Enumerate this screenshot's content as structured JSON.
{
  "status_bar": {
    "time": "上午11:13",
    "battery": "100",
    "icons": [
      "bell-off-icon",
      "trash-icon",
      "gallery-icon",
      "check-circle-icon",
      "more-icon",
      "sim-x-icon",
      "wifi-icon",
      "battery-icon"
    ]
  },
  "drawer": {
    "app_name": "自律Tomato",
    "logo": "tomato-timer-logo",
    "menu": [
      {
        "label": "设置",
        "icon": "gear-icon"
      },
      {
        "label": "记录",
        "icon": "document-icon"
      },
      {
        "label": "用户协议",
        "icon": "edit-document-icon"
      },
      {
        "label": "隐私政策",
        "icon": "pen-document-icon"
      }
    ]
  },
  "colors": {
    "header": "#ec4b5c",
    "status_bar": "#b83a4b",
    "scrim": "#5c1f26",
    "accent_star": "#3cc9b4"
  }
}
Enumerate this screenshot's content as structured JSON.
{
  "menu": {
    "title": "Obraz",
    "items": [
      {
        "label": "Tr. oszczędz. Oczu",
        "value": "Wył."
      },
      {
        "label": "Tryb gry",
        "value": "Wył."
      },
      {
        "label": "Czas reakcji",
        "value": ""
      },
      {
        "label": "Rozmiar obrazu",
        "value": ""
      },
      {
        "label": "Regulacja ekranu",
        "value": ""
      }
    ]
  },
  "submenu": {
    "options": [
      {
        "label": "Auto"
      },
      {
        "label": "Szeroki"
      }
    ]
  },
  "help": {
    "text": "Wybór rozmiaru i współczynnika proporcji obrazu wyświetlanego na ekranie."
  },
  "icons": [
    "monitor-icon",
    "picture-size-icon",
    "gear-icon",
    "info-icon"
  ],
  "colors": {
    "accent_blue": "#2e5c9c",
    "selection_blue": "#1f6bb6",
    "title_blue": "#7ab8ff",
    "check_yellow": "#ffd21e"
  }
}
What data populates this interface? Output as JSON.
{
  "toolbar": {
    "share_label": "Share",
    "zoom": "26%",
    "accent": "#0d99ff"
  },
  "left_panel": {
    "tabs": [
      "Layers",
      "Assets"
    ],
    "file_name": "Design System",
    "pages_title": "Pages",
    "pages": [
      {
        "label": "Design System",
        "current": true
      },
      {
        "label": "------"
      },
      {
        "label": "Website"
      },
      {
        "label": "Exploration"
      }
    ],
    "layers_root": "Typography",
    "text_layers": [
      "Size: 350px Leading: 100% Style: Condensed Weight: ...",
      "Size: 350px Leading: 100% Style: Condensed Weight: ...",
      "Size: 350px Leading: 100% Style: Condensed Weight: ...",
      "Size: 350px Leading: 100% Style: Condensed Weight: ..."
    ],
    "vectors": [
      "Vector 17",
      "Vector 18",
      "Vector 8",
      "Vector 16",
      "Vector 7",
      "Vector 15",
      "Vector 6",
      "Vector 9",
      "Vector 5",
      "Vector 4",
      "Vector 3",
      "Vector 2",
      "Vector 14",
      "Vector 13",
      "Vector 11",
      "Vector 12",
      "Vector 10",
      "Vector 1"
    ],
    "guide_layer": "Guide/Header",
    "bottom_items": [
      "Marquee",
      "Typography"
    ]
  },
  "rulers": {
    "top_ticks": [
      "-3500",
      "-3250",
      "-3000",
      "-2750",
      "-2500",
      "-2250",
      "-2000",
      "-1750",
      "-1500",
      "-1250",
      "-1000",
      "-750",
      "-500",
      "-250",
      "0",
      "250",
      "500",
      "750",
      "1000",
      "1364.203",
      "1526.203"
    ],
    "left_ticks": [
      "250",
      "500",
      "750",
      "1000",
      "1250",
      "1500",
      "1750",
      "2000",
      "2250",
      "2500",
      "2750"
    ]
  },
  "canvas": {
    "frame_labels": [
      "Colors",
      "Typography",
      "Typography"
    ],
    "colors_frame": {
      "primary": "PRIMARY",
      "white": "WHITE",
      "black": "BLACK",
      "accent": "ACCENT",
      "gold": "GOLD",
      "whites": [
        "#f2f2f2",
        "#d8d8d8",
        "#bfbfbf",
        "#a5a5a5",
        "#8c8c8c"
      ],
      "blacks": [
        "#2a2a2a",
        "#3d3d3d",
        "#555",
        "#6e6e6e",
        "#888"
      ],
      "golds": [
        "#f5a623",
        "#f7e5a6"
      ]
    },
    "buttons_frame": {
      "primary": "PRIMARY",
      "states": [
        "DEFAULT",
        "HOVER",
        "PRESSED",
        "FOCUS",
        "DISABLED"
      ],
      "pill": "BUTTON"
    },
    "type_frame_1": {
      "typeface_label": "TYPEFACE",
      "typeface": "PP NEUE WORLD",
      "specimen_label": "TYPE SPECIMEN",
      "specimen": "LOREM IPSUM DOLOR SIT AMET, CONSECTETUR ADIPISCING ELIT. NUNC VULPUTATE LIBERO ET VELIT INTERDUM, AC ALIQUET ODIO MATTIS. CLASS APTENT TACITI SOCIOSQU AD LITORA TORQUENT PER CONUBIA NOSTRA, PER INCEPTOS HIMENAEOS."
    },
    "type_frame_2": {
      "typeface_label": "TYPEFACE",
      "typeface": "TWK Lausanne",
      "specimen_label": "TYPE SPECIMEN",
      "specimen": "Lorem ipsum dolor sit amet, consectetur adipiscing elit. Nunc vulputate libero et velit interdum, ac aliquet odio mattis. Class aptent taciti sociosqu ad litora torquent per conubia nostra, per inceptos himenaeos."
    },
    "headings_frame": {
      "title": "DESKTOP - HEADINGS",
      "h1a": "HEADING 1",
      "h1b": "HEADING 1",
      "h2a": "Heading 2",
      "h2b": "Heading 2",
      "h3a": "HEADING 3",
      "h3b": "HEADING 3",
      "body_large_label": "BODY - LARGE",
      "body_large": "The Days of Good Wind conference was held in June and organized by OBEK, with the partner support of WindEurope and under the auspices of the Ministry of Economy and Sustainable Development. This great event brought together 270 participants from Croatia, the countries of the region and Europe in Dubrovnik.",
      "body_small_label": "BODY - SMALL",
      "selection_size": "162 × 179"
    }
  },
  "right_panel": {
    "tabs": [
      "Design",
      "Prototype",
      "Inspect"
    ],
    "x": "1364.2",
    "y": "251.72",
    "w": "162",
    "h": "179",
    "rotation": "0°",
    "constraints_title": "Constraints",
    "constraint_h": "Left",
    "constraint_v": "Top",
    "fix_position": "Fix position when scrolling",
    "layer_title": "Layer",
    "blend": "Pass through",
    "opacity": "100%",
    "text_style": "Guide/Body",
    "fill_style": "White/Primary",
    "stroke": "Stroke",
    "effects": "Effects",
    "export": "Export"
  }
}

-------------------------

Stated problem: Using the data above, return each line exactly as written.

Final answer:
Enumerate this screenshot's content as structured JSON.
{
  "status_bar": {
    "time": "上午11:13",
    "battery": "100",
    "icons": [
      "bell-off-icon",
      "trash-icon",
      "gallery-icon",
      "check-circle-icon",
      "more-icon",
      "sim-x-icon",
      "wifi-icon",
      "battery-icon"
    ]
  },
  "drawer": {
    "app_name": "自律Tomato",
    "logo": "tomato-timer-logo",
    "menu": [
      {
        "label": "设置",
        "icon": "gear-icon"
      },
      {
        "label": "记录",
        "icon": "document-icon"
      },
      {
        "label": "用户协议",
        "icon": "edit-document-icon"
      },
      {
        "label": "隐私政策",
        "icon": "pen-document-icon"
      }
    ]
  },
  "colors": {
    "header": "#ec4b5c",
    "status_bar": "#b83a4b",
    "scrim": "#5c1f26",
    "accent_star": "#3cc9b4"
  }
}
Enumerate this screenshot's content as structured JSON.
{
  "menu": {
    "title": "Obraz",
    "items": [
      {
        "label": "Tr. oszczędz. Oczu",
        "value": "Wył."
      },
      {
        "label": "Tryb gry",
        "value": "Wył."
      },
      {
        "label": "Czas reakcji",
        "value": ""
      },
      {
        "label": "Rozmiar obrazu",
        "value": ""
      },
      {
        "label": "Regulacja ekranu",
        "value": ""
      }
    ]
  },
  "submenu": {
    "options": [
      {
        "label": "Auto"
      },
      {
        "label": "Szeroki"
      }
    ]
  },
  "help": {
    "text": "Wybór rozmiaru i współczynnika proporcji obrazu wyświetlanego na ekranie."
  },
  "icons": [
    "monitor-icon",
    "picture-size-icon",
    "gear-icon",
    "info-icon"
  ],
  "colors": {
    "accent_blue": "#2e5c9c",
    "selection_blue": "#1f6bb6",
    "title_blue": "#7ab8ff",
    "check_yellow": "#ffd21e"
  }
}
What data populates this interface? Output as JSON.
{
  "toolbar": {
    "share_label": "Share",
    "zoom": "26%",
    "accent": "#0d99ff"
  },
  "left_panel": {
    "tabs": [
      "Layers",
      "Assets"
    ],
    "file_name": "Design System",
    "pages_title": "Pages",
    "pages": [
      {
        "label": "Design System",
        "current": true
      },
      {
        "label": "------"
      },
      {
        "label": "Website"
      },
      {
        "label": "Exploration"
      }
    ],
    "layers_root": "Typography",
    "text_layers": [
      "Size: 350px Leading: 100% Style: Condensed Weight: ...",
      "Size: 350px Leading: 100% Style: Condensed Weight: ...",
      "Size: 350px Leading: 100% Style: Condensed Weight: ...",
      "Size: 350px Leading: 100% Style: Condensed Weight: ..."
    ],
    "vectors": [
      "Vector 17",
      "Vector 18",
      "Vector 8",
      "Vector 16",
      "Vector 7",
      "Vector 15",
      "Vector 6",
      "Vector 9",
      "Vector 5",
      "Vector 4",
      "Vector 3",
      "Vector 2",
      "Vector 14",
      "Vector 13",
      "Vector 11",
      "Vector 12",
      "Vector 10",
      "Vector 1"
    ],
    "guide_layer": "Guide/Header",
    "bottom_items": [
      "Marquee",
      "Typography"
    ]
  },
  "rulers": {
    "top_ticks": [
      "-3500",
      "-3250",
      "-3000",
      "-2750",
      "-2500",
      "-2250",
      "-2000",
      "-1750",
      "-1500",
      "-1250",
      "-1000",
      "-750",
      "-500",
      "-250",
      "0",
      "250",
      "500",
      "750",
      "1000",
      "1364.203",
      "1526.203"
    ],
    "left_ticks": [
      "250",
      "500",
      "750",
      "1000",
      "1250",
      "1500",
      "1750",
      "2000",
      "2250",
      "2500",
      "2750"
    ]
  },
  "canvas": {
    "frame_labels": [
      "Colors",
      "Typography",
      "Typography"
    ],
    "colors_frame": {
      "primary": "PRIMARY",
      "white": "WHITE",
      "black": "BLACK",
      "accent": "ACCENT",
      "gold": "GOLD",
      "whites": [
        "#f2f2f2",
        "#d8d8d8",
        "#bfbfbf",
        "#a5a5a5",
        "#8c8c8c"
      ],
      "blacks": [
        "#2a2a2a",
        "#3d3d3d",
        "#555",
        "#6e6e6e",
        "#888"
      ],
      "golds": [
        "#f5a623",
        "#f7e5a6"
      ]
    },
    "buttons_frame": {
      "primary": "PRIMARY",
      "states": [
        "DEFAULT",
        "HOVER",
        "PRESSED",
        "FOCUS",
        "DISABLED"
      ],
      "pill": "BUTTON"
    },
    "type_frame_1": {
      "typeface_label": "TYPEFACE",
      "typeface": "PP NEUE WORLD",
      "specimen_label": "TYPE SPECIMEN",
      "specimen": "LOREM IPSUM DOLOR SIT AMET, CONSECTETUR ADIPISCING ELIT. NUNC VULPUTATE LIBERO ET VELIT INTERDUM, AC ALIQUET ODIO MATTIS. CLASS APTENT TACITI SOCIOSQU AD LITORA TORQUENT PER CONUBIA NOSTRA, PER INCEPTOS HIMENAEOS."
    },
    "type_frame_2": {
      "typeface_label": "TYPEFACE",
      "typeface": "TWK Lausanne",
      "specimen_label": "TYPE SPECIMEN",
      "specimen": "Lorem ipsum dolor sit amet, consectetur adipiscing elit. Nunc vulputate libero et velit interdum, ac aliquet odio mattis. Class aptent taciti sociosqu ad litora torquent per conubia nostra, per inceptos himenaeos."
    },
    "headings_frame": {
      "title": "DESKTOP - HEADINGS",
      "h1a": "HEADING 1",
      "h1b": "HEADING 1",
      "h2a": "Heading 2",
      "h2b": "Heading 2",
      "h3a": "HEADING 3",
      "h3b": "HEADING 3",
      "body_large_label": "BODY - LARGE",
      "body_large": "The Days of Good Wind conference was held in June and organized by OBEK, with the partner support of WindEurope and under the auspices of the Ministry of Economy and Sustainable Development. This great event brought together 270 participants from Croatia, the countries of the region and Europe in Dubrovnik.",
      "body_small_label": "BODY - SMALL",
      "selection_size": "162 × 179"
    }
  },
  "right_panel": {
    "tabs": [
      "Design",
      "Prototype",
      "Inspect"
    ],
    "x": "1364.2",
    "y": "251.72",
    "w": "162",
    "h": "179",
    "rotation": "0°",
    "constraints_title": "Constraints",
    "constraint_h": "Left",
    "constraint_v": "Top",
    "fix_position": "Fix position when scrolling",
    "layer_title": "Layer",
    "blend": "Pass through",
    "opacity": "100%",
    "text_style": "Guide/Body",
    "fill_style": "White/Primary",
    "stroke": "Stroke",
    "effects": "Effects",
    "export": "Export"
  }
}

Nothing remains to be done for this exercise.